Dataset excerpt:
****************************************
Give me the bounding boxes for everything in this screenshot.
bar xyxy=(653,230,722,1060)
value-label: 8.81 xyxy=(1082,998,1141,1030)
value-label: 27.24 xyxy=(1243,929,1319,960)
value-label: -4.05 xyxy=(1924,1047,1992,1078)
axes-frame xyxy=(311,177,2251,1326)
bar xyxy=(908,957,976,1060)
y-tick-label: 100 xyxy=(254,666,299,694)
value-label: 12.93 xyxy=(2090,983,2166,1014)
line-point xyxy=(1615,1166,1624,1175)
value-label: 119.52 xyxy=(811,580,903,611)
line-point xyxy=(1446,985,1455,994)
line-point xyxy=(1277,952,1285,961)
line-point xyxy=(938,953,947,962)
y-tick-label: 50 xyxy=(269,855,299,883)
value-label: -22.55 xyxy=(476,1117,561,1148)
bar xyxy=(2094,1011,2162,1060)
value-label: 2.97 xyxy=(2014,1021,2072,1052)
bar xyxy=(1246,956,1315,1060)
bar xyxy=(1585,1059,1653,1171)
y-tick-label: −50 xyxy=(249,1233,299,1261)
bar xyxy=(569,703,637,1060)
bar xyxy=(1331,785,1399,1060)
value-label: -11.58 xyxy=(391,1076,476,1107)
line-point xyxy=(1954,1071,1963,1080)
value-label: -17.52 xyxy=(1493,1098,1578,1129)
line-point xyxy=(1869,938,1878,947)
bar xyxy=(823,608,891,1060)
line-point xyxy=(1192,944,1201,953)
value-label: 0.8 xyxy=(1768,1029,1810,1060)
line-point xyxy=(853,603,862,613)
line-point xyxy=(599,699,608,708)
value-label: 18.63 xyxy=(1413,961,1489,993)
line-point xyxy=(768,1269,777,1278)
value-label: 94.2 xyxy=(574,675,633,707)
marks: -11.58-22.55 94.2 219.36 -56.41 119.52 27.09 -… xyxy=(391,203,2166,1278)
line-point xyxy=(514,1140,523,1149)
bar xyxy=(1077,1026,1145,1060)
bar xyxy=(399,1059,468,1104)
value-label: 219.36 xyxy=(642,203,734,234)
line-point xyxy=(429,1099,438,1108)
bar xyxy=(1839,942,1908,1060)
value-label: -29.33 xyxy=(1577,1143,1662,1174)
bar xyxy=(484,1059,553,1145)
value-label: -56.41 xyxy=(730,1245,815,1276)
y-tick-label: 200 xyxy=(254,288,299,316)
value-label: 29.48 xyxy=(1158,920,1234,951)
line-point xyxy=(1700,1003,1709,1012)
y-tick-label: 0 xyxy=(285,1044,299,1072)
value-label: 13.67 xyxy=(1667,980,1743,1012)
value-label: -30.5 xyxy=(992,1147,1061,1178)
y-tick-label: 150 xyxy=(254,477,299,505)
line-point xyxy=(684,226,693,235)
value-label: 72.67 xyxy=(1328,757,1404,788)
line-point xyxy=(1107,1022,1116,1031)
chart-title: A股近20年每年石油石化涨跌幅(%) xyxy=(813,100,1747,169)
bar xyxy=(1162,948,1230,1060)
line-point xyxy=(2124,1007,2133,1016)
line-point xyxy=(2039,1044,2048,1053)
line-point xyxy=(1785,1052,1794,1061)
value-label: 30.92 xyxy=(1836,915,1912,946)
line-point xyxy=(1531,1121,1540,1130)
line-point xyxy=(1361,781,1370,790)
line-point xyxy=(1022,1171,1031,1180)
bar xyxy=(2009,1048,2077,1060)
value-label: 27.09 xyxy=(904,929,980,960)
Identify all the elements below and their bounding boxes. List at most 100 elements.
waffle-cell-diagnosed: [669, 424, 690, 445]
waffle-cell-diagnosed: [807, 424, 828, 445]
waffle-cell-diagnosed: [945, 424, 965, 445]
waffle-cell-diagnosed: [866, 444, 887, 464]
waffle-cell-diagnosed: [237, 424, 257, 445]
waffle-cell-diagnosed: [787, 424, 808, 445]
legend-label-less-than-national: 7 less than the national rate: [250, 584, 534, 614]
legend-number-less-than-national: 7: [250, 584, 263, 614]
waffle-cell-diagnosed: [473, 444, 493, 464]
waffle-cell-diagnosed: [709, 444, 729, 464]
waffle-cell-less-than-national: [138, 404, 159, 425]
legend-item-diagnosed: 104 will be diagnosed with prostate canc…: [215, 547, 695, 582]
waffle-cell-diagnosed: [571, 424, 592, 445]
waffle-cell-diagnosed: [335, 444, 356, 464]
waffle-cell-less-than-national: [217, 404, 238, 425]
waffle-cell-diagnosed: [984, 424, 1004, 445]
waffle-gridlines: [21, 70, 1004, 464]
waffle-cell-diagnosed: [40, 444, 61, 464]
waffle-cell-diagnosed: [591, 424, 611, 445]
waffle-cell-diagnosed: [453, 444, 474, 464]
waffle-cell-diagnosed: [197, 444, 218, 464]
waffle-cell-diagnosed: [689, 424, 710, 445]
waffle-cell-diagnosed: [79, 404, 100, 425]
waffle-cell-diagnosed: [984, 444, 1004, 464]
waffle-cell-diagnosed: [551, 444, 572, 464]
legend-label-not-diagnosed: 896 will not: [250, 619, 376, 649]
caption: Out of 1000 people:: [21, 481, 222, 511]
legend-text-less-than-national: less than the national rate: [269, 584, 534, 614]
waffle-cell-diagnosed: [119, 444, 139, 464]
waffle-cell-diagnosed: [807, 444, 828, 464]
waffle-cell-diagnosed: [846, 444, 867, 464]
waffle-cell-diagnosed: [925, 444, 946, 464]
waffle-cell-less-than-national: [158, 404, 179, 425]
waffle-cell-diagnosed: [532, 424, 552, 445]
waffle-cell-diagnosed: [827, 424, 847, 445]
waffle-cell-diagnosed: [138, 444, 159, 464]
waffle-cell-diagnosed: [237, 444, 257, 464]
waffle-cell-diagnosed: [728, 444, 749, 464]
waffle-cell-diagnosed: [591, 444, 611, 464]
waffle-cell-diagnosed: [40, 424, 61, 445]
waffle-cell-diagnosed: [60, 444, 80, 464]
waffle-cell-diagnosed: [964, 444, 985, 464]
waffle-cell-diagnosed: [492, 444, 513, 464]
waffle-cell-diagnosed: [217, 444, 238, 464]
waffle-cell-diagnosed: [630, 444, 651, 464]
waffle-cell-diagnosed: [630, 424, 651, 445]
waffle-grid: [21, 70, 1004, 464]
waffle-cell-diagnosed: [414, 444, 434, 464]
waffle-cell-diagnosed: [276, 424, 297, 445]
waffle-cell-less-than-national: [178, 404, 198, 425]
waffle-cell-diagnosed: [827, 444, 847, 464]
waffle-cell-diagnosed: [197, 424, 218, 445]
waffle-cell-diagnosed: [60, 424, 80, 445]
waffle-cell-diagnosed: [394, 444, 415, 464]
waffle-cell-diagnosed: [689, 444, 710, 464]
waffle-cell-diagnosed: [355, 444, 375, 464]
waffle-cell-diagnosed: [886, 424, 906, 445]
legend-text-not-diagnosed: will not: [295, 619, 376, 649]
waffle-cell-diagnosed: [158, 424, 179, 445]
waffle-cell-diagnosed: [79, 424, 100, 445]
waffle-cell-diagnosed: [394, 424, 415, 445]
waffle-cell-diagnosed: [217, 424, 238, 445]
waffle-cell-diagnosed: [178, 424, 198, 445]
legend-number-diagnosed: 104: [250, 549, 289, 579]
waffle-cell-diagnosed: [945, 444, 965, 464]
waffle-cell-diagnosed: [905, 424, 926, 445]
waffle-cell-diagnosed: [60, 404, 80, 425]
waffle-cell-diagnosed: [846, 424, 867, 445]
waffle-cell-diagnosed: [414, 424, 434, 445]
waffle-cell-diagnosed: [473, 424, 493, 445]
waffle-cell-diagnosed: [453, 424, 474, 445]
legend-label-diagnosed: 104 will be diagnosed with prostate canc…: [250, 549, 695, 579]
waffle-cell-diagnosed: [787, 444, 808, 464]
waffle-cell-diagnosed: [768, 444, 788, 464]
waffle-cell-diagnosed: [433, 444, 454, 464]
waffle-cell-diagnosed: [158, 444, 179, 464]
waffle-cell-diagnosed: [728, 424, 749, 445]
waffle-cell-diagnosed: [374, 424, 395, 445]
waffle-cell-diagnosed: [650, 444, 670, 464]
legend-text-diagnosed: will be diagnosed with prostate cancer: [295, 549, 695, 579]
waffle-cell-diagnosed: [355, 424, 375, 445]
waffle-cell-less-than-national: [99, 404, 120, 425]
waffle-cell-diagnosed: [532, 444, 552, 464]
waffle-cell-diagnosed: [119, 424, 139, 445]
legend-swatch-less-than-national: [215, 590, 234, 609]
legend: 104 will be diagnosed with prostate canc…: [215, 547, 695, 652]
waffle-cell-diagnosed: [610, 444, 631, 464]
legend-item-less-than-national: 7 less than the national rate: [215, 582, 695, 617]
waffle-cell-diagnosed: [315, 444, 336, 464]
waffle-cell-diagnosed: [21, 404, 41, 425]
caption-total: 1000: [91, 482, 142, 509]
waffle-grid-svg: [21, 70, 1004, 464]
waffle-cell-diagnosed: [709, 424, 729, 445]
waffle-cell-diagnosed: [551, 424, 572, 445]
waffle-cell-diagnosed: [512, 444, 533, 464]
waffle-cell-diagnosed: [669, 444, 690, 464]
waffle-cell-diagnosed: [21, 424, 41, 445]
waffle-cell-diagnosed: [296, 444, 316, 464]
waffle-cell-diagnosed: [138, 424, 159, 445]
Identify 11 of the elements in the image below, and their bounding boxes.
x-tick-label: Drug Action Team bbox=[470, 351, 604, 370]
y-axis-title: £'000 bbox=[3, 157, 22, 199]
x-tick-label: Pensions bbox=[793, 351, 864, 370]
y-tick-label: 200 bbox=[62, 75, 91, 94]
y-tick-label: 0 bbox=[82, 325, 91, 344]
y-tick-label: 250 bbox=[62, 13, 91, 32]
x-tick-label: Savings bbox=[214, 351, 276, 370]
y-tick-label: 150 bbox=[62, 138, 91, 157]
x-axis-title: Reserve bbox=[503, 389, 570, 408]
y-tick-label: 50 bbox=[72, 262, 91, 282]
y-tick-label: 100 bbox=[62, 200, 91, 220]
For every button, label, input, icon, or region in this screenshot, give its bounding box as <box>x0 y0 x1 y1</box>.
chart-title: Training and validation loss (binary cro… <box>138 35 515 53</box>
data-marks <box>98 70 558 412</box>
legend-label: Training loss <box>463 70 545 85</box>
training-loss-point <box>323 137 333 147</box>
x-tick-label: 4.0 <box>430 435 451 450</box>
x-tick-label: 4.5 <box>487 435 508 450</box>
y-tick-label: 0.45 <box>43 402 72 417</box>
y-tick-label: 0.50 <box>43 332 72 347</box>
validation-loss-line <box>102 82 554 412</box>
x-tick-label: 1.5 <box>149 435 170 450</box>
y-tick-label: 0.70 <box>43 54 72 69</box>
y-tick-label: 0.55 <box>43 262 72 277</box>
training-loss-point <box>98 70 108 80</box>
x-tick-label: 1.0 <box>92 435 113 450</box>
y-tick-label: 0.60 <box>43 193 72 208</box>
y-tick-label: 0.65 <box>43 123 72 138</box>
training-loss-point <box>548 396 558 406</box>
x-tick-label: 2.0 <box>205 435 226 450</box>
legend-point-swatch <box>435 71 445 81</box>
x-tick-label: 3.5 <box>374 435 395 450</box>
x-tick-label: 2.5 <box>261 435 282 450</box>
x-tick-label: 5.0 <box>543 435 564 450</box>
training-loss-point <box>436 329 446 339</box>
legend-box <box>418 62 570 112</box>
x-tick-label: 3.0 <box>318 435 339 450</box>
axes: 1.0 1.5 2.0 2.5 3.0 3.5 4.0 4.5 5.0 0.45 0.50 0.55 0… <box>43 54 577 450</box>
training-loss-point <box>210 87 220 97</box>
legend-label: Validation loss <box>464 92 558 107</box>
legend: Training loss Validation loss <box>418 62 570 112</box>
****************************************
**Problem description**. Can you turn the material, from its first line through the line containing "y-tick-label: 50 xyxy=(269,855,299,883)", into a Markdown table with the columns Row and Line, giving each line its row number and skipping any blank lines?

**Task result**.
| Row | Line |
|---|---|
| 1 | Give me the bounding boxes for everything in this screenshot. |
| 2 | bar xyxy=(653,230,722,1060) |
| 3 | value-label: 8.81 xyxy=(1082,998,1141,1030) |
| 4 | value-label: 27.24 xyxy=(1243,929,1319,960) |
| 5 | value-label: -4.05 xyxy=(1924,1047,1992,1078) |
| 6 | axes-frame xyxy=(311,177,2251,1326) |
| 7 | bar xyxy=(908,957,976,1060) |
| 8 | y-tick-label: 100 xyxy=(254,666,299,694) |
| 9 | value-label: 12.93 xyxy=(2090,983,2166,1014) |
| 10 | line-point xyxy=(1615,1166,1624,1175) |
| 11 | value-label: 119.52 xyxy=(811,580,903,611) |
| 12 | line-point xyxy=(1446,985,1455,994) |
| 13 | line-point xyxy=(1277,952,1285,961) |
| 14 | line-point xyxy=(938,953,947,962) |
| 15 | y-tick-label: 50 xyxy=(269,855,299,883) |